Task details — In full and without alteration, repeat the material.

begin Information supplied

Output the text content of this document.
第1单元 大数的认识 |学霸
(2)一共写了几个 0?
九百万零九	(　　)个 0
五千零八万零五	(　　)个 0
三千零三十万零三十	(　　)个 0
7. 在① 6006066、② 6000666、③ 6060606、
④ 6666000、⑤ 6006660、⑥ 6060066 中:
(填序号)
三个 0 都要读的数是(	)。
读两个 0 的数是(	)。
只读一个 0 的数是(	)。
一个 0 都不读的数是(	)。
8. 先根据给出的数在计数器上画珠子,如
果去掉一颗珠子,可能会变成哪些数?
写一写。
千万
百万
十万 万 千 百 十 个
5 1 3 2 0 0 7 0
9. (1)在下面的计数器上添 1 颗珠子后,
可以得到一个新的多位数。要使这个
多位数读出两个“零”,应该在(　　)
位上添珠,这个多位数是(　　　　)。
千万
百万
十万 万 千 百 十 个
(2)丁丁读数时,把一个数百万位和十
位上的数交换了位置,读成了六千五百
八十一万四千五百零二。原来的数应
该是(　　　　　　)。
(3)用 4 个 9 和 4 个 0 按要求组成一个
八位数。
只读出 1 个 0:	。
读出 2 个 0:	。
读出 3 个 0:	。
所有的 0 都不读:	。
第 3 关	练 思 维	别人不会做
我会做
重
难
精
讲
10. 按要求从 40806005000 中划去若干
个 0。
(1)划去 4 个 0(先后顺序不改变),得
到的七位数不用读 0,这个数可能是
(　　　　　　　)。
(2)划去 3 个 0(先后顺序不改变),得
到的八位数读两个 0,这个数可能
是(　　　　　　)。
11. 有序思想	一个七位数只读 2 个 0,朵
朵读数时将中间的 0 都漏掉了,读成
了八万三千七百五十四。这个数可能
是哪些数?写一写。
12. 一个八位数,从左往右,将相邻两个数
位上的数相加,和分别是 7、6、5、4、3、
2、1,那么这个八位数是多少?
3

end Information supplied

Response for this exercise —
Output the text content of this document.
第1单元 大数的认识 |学霸
(2)一共写了几个 0?
九百万零九	(　　)个 0
五千零八万零五	(　　)个 0
三千零三十万零三十	(　　)个 0
7. 在① 6006066、② 6000666、③ 6060606、
④ 6666000、⑤ 6006660、⑥ 6060066 中:
(填序号)
三个 0 都要读的数是(	)。
读两个 0 的数是(	)。
只读一个 0 的数是(	)。
一个 0 都不读的数是(	)。
8. 先根据给出的数在计数器上画珠子,如
果去掉一颗珠子,可能会变成哪些数?
写一写。
千万
百万
十万 万 千 百 十 个
5 1 3 2 0 0 7 0
9. (1)在下面的计数器上添 1 颗珠子后,
可以得到一个新的多位数。要使这个
多位数读出两个“零”,应该在(　　)
位上添珠,这个多位数是(　　　　)。
千万
百万
十万 万 千 百 十 个
(2)丁丁读数时,把一个数百万位和十
位上的数交换了位置,读成了六千五百
八十一万四千五百零二。原来的数应
该是(　　　　　　)。
(3)用 4 个 9 和 4 个 0 按要求组成一个
八位数。
只读出 1 个 0:	。
读出 2 个 0:	。
读出 3 个 0:	。
所有的 0 都不读:	。
第 3 关	练 思 维	别人不会做
我会做
重
难
精
讲
10. 按要求从 40806005000 中划去若干
个 0。
(1)划去 4 个 0(先后顺序不改变),得
到的七位数不用读 0,这个数可能是
(　　　　　　　)。
(2)划去 3 个 0(先后顺序不改变),得
到的八位数读两个 0,这个数可能
是(　　　　　　)。
11. 有序思想	一个七位数只读 2 个 0,朵
朵读数时将中间的 0 都漏掉了,读成
了八万三千七百五十四。这个数可能
是哪些数?写一写。
12. 一个八位数,从左往右,将相邻两个数
位上的数相加,和分别是 7、6、5、4、3、
2、1,那么这个八位数是多少?
3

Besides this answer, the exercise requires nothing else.